> Extracted records:
——

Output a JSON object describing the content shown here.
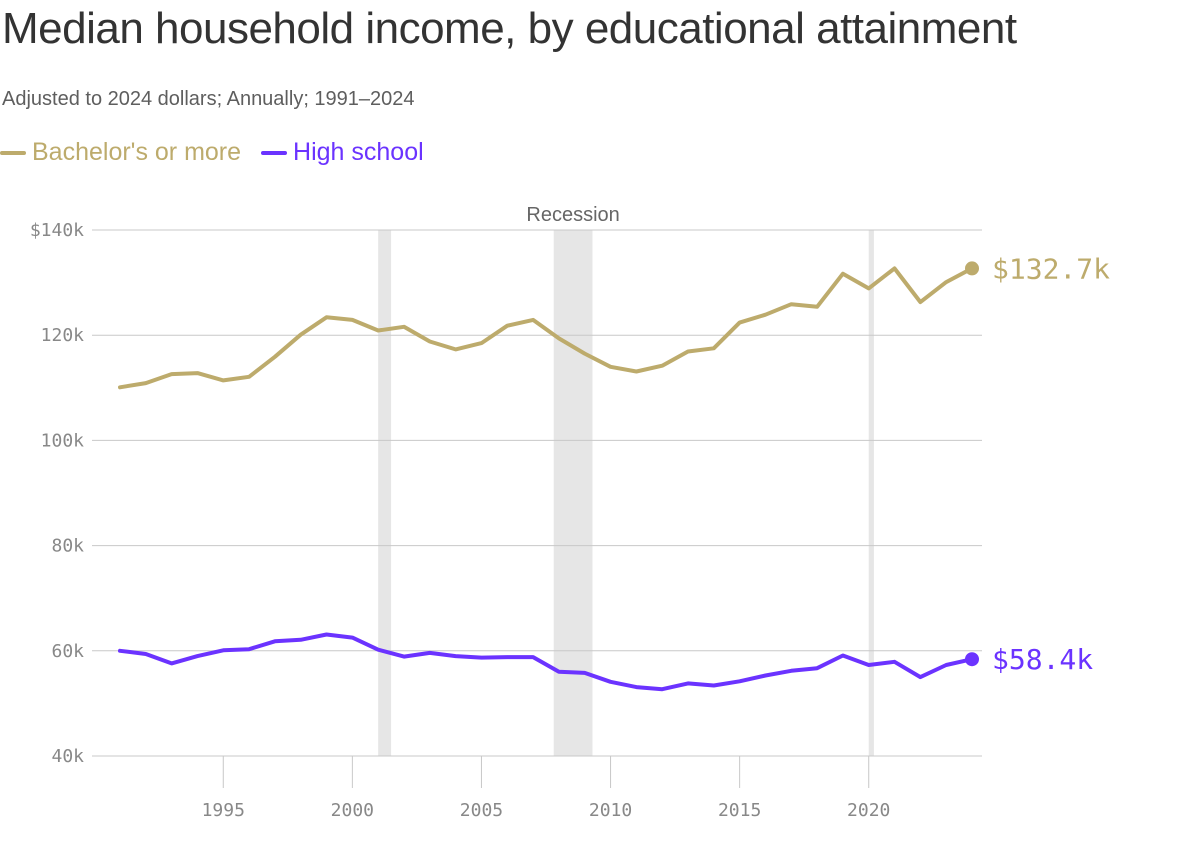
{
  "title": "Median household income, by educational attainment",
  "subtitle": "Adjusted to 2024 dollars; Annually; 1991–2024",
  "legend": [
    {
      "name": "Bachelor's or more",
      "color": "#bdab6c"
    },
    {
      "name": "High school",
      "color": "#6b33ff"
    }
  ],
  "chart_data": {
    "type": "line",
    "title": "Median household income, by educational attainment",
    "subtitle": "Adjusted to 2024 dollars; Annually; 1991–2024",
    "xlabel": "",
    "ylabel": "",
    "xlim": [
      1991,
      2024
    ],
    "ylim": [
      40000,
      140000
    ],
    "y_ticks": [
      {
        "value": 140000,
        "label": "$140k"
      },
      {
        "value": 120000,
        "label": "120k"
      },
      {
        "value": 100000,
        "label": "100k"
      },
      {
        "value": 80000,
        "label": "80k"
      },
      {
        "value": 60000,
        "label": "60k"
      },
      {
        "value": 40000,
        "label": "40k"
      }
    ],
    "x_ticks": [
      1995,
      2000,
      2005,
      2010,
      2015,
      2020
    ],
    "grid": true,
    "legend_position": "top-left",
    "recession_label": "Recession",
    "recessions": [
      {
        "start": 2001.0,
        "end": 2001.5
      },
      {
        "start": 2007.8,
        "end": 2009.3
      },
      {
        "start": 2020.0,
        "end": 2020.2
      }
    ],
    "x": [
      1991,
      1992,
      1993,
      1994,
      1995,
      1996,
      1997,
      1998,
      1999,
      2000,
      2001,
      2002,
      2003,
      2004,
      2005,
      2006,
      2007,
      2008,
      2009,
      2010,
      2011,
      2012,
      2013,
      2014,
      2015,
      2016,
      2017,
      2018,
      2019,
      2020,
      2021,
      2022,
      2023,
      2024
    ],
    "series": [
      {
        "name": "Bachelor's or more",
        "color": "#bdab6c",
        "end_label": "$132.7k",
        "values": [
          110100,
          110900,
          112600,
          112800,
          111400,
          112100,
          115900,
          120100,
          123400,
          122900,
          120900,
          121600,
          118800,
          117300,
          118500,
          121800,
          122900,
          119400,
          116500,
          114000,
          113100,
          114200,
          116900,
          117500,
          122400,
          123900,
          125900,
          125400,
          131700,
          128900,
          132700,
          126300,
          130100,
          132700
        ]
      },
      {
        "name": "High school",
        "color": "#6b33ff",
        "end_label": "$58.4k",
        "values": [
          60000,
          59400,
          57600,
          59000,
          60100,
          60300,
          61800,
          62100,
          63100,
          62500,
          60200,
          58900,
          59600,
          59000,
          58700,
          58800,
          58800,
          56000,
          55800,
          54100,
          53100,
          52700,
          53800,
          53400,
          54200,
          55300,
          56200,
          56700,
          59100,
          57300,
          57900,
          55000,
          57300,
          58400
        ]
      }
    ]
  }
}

——

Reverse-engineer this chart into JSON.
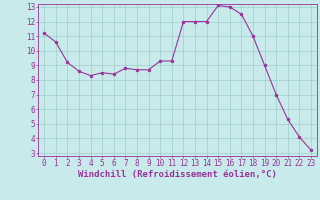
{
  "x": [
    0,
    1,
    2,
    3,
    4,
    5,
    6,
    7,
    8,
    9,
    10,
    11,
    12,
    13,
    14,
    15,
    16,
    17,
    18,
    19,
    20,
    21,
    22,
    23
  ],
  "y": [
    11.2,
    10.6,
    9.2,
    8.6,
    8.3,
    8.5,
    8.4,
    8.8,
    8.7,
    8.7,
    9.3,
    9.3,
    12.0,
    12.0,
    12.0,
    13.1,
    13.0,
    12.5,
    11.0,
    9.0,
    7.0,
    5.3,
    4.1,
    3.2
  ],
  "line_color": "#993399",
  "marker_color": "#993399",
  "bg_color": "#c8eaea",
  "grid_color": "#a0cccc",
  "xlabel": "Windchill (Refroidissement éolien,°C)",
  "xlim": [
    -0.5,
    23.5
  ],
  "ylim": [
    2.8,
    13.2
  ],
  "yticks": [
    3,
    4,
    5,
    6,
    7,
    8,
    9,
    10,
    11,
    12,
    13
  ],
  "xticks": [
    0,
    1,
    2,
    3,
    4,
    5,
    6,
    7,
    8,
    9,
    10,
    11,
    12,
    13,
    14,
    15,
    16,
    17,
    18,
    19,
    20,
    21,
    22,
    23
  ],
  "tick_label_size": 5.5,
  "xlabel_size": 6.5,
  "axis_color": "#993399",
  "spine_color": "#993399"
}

——

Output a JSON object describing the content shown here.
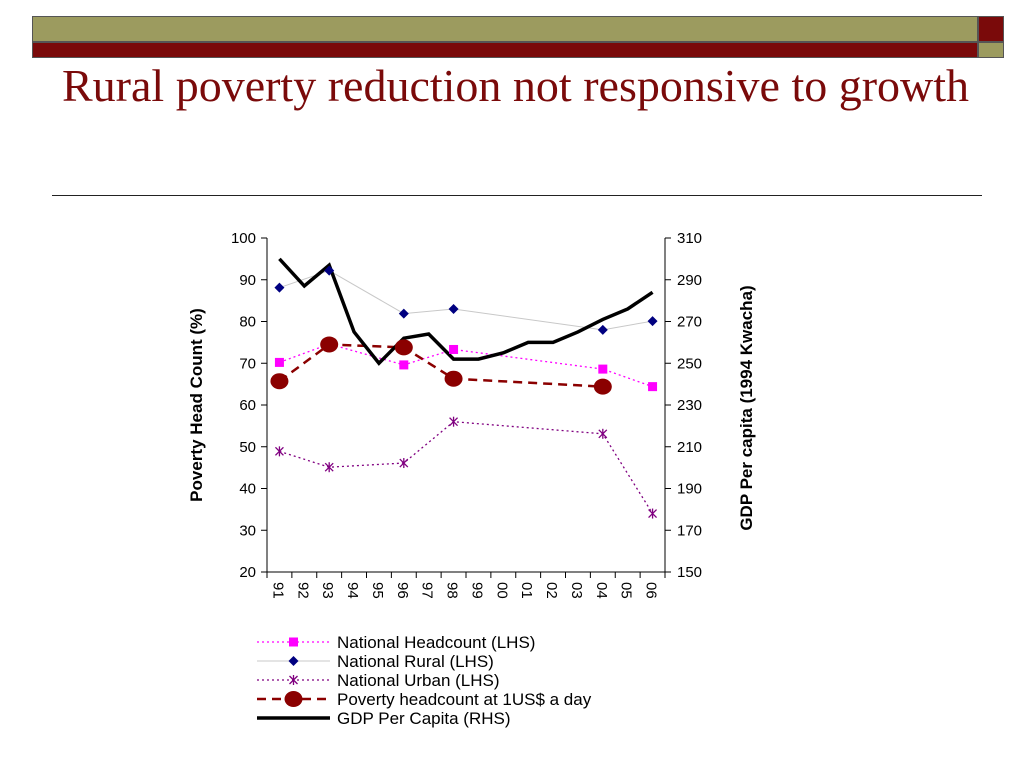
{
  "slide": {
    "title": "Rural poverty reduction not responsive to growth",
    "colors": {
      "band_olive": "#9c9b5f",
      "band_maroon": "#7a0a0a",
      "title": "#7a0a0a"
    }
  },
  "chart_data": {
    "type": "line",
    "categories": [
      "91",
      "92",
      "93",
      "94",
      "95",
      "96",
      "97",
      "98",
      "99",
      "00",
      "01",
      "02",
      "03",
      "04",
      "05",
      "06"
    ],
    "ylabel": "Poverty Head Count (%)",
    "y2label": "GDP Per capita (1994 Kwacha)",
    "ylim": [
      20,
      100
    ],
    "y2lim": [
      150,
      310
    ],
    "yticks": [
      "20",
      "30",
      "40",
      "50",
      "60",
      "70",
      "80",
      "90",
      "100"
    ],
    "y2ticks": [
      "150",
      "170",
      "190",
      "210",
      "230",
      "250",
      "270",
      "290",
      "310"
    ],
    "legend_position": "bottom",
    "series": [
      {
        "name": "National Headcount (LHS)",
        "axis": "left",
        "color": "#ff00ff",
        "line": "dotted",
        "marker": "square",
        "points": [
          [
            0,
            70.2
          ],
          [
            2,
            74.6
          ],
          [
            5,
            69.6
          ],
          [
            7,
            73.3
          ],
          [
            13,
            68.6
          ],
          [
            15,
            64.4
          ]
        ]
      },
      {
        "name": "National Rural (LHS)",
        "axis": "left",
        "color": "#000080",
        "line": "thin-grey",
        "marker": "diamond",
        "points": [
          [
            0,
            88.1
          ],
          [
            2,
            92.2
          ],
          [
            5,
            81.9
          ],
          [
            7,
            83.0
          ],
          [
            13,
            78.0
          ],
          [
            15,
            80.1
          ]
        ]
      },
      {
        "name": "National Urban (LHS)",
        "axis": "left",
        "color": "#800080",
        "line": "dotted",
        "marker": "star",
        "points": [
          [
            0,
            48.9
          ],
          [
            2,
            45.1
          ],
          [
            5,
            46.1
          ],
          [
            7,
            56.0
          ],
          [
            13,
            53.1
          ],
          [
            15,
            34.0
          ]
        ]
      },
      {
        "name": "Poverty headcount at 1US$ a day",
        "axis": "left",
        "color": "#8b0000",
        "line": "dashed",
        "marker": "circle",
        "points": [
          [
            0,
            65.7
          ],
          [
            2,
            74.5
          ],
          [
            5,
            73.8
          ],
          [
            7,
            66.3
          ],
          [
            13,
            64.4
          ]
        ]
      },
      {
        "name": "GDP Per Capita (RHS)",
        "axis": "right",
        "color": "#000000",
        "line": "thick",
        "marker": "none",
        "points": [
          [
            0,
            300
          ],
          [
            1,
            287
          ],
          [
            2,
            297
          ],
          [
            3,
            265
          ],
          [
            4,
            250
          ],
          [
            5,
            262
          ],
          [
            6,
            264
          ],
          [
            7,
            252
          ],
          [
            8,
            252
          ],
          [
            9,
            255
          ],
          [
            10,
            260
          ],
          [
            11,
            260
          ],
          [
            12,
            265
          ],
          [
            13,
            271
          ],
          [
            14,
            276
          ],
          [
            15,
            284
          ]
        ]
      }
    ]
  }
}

——

Which lines in the listing above hold the word "Annually"? Show each of them.

> Task output:
  "subtitle": "Adjusted to 2024 dollars; Annually; 1991–2024",
    "subtitle": "Adjusted to 2024 dollars; Annually; 1991–2024",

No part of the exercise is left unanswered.